DO THIS:
From the records below, pull each line that has "grid".

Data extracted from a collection

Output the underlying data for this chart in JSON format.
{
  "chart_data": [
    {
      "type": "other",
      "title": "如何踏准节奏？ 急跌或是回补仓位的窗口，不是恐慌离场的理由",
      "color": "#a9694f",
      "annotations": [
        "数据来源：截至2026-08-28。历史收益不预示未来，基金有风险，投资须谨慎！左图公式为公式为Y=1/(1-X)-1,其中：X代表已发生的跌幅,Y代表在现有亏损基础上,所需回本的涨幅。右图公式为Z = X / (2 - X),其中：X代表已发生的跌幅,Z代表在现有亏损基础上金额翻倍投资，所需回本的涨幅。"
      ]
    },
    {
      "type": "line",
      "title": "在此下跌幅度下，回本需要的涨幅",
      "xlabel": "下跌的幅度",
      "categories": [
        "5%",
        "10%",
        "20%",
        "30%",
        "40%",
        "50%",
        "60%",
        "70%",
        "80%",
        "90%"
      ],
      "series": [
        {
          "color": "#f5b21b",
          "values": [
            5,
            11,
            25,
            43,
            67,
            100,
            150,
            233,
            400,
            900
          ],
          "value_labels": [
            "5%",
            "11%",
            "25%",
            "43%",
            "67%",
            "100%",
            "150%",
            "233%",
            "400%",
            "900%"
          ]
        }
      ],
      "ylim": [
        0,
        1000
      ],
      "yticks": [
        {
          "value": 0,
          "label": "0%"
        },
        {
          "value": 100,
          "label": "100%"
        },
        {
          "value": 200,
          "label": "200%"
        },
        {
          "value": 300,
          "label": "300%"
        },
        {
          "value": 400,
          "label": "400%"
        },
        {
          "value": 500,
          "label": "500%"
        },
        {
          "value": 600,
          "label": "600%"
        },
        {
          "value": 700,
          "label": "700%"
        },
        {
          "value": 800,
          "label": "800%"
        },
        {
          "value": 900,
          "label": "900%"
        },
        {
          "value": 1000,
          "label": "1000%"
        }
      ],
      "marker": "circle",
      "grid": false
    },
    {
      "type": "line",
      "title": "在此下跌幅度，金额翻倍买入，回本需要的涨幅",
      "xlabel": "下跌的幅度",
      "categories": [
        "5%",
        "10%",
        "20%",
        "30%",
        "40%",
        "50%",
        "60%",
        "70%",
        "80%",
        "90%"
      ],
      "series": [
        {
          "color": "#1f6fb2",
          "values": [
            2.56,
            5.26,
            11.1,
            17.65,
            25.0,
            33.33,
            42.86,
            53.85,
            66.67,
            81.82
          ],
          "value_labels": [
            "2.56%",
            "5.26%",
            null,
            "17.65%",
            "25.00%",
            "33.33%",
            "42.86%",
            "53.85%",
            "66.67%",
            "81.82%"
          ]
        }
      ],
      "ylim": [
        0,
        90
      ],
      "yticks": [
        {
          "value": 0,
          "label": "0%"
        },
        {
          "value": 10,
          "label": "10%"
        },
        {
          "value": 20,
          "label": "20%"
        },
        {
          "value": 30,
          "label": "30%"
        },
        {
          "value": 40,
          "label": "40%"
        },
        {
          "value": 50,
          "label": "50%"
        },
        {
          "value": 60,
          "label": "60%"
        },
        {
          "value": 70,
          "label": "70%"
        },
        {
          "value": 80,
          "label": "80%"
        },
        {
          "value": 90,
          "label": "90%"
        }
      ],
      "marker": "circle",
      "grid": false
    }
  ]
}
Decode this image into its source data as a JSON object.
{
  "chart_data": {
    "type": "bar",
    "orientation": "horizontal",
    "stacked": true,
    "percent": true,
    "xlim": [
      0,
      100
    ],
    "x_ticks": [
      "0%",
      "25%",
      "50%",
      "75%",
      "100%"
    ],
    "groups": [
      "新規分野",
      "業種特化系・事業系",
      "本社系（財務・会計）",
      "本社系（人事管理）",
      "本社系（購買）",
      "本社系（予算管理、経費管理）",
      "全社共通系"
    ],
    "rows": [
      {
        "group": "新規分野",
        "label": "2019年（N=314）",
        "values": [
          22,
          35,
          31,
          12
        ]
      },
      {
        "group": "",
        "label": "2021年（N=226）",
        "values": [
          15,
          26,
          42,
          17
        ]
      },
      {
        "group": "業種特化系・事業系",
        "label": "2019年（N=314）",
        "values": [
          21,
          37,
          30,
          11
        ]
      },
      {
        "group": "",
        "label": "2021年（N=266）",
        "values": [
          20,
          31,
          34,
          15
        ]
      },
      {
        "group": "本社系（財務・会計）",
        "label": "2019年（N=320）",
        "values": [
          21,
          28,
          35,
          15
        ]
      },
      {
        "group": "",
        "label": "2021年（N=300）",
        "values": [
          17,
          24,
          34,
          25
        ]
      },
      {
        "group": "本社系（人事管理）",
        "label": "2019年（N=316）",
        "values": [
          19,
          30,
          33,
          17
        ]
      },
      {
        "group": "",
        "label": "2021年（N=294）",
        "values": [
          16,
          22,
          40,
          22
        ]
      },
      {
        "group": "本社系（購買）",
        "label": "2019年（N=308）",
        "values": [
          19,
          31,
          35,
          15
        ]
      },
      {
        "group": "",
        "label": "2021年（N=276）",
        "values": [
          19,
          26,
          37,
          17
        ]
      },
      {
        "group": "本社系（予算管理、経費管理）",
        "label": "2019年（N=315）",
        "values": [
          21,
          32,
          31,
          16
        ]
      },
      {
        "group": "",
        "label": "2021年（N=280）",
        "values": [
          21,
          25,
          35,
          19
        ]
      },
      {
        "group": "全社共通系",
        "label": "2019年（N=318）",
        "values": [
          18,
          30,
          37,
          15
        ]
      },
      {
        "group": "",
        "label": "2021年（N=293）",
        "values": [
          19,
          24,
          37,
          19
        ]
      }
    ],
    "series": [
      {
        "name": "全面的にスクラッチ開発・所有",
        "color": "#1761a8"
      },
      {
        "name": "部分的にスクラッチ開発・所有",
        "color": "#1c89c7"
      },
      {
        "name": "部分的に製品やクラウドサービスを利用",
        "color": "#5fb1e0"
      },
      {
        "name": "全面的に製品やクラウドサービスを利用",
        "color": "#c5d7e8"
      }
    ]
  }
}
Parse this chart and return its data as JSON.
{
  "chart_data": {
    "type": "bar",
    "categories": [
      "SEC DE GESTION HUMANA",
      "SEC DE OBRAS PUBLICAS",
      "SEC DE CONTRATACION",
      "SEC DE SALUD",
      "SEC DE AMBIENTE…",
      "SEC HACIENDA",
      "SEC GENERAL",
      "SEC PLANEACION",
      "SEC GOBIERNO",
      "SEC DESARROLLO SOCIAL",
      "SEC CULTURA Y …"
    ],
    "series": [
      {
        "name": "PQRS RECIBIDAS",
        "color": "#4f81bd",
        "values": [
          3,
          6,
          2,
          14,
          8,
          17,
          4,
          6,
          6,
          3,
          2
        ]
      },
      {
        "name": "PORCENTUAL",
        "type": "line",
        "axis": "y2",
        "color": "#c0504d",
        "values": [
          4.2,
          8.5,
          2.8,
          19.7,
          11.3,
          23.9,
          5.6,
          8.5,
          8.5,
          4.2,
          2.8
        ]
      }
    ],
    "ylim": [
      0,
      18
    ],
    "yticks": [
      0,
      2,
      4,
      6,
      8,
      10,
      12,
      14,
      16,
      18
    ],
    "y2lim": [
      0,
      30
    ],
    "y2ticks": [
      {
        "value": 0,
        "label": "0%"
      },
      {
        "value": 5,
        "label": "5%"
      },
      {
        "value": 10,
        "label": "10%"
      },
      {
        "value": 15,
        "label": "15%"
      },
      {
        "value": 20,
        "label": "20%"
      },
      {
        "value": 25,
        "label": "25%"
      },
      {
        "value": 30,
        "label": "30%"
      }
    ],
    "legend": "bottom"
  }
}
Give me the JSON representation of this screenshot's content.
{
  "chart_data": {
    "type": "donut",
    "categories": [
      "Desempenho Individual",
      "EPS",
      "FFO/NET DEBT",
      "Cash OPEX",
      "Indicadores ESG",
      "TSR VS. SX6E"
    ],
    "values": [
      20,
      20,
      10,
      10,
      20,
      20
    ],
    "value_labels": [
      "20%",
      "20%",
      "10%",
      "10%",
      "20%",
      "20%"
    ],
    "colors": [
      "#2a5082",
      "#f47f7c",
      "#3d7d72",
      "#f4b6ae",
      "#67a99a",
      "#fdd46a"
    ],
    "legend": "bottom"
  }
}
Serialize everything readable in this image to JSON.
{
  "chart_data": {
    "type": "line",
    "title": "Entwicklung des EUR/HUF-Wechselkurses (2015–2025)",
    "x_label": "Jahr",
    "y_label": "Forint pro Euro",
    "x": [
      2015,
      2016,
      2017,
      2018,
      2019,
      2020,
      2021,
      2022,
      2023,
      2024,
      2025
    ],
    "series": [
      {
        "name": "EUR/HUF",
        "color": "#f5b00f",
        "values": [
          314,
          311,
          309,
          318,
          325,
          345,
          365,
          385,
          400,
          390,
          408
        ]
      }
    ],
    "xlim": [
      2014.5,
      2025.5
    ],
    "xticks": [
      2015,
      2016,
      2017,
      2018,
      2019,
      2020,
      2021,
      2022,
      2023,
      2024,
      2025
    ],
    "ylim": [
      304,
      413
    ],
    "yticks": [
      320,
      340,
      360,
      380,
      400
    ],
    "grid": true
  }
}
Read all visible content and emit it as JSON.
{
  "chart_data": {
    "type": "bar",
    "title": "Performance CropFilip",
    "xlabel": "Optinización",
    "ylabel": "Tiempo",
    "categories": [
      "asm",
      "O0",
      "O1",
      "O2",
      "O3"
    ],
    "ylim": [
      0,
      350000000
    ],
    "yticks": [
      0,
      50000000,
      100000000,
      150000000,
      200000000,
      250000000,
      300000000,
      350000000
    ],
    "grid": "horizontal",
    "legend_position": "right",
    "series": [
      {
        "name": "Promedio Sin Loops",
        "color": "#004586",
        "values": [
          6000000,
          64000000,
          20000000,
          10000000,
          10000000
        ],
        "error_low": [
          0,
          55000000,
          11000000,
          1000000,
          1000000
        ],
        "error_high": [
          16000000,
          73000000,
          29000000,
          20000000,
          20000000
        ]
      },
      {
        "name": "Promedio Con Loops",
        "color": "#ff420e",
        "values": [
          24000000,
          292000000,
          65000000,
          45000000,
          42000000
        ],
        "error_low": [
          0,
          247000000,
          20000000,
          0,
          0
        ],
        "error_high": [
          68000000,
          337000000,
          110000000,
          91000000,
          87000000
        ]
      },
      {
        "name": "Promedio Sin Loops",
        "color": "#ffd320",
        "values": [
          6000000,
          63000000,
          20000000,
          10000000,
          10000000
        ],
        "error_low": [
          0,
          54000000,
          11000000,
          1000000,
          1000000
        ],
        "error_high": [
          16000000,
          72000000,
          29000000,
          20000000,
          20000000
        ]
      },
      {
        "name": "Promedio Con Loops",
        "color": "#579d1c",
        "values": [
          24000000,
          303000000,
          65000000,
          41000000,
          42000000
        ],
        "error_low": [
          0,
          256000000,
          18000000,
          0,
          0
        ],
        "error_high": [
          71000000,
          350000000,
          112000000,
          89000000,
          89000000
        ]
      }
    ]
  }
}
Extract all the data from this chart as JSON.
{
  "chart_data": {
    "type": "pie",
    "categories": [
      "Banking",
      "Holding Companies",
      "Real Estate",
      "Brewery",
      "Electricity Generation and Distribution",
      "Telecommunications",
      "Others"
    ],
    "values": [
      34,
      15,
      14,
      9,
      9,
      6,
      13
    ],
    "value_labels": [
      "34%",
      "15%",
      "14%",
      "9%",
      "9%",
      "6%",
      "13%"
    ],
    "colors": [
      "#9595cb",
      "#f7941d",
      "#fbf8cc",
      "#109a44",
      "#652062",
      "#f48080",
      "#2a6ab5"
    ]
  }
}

EXERCISE RESPONSE:
      "grid": false
      "grid": false
    "grid": true
    "grid": "horizontal",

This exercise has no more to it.